> _Record set_
━━━━━━━━━━━━━━━━━━━━━━━━━━━━━━

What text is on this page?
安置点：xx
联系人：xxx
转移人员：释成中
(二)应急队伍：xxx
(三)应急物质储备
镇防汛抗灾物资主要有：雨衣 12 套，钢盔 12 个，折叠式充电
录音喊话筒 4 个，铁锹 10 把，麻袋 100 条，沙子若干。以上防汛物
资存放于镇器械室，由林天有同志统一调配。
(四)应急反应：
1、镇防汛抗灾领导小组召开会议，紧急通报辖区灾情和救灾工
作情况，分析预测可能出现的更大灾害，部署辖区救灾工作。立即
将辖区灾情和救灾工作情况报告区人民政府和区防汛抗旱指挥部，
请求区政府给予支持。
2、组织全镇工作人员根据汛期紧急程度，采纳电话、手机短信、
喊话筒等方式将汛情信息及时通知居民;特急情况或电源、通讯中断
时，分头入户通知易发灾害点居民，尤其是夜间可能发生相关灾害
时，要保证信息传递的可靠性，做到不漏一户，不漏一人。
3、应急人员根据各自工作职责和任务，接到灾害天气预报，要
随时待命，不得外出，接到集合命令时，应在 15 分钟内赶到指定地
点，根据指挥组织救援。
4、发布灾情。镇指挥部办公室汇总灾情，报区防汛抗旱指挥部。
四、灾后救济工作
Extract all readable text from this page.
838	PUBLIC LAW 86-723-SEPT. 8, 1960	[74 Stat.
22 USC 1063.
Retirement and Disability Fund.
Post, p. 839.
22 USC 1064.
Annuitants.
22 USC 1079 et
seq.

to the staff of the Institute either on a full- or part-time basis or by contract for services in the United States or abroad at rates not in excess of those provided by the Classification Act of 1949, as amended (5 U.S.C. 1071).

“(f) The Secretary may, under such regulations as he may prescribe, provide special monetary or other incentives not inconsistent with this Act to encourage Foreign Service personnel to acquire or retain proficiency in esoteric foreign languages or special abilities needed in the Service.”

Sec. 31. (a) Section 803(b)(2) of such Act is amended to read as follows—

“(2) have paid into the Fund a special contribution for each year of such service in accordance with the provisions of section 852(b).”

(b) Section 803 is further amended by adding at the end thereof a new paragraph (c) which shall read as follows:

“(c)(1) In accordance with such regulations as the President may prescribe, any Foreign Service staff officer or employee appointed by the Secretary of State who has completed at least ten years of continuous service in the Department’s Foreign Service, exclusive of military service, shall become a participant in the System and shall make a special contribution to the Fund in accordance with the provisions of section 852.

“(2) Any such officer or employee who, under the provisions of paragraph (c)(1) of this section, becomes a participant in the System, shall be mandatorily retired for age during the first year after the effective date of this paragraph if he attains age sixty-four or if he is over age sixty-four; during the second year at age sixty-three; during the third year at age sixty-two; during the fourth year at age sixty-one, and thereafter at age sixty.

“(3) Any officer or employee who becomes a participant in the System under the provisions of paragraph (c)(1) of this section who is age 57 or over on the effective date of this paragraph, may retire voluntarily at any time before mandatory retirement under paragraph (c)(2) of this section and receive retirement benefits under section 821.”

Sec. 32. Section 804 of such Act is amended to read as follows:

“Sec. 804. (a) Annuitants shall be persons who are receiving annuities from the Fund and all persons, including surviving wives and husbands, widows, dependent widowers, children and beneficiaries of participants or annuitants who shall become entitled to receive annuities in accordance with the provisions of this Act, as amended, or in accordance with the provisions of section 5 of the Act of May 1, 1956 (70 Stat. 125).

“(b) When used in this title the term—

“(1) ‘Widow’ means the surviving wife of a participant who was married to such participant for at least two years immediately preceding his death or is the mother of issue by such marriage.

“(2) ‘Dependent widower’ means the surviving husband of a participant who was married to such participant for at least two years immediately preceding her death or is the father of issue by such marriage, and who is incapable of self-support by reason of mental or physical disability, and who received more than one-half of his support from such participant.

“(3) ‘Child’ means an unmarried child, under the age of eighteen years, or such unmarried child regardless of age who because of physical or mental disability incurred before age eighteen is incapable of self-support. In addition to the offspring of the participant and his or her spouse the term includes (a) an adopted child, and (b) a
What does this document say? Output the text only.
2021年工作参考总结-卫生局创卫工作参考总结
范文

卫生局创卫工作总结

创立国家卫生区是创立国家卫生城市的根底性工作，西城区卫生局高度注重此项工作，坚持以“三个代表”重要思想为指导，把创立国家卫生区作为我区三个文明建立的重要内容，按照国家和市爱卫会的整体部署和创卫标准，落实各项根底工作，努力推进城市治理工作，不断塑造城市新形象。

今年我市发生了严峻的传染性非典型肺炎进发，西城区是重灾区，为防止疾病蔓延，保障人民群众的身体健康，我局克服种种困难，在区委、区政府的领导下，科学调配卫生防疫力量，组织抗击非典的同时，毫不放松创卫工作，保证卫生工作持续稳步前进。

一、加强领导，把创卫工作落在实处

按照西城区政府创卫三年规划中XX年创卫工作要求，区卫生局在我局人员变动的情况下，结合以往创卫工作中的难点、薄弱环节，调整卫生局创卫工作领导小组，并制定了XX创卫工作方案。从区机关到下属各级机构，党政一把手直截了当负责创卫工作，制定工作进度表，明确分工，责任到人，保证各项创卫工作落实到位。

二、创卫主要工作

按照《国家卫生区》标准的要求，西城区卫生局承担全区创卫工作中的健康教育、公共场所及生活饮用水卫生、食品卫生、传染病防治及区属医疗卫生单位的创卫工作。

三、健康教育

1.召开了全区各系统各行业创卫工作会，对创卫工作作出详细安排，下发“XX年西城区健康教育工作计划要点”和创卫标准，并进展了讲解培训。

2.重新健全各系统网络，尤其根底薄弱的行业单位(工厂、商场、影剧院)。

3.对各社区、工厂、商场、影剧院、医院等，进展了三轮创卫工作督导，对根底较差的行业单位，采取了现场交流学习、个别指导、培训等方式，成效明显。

━━━━━━━━━━━━━━━━━━━━━━━━━━━━━━

> _Direction_
Only the number is wanted: how many lines in the preceding entries hold the string "follows"?

> _The reply_
3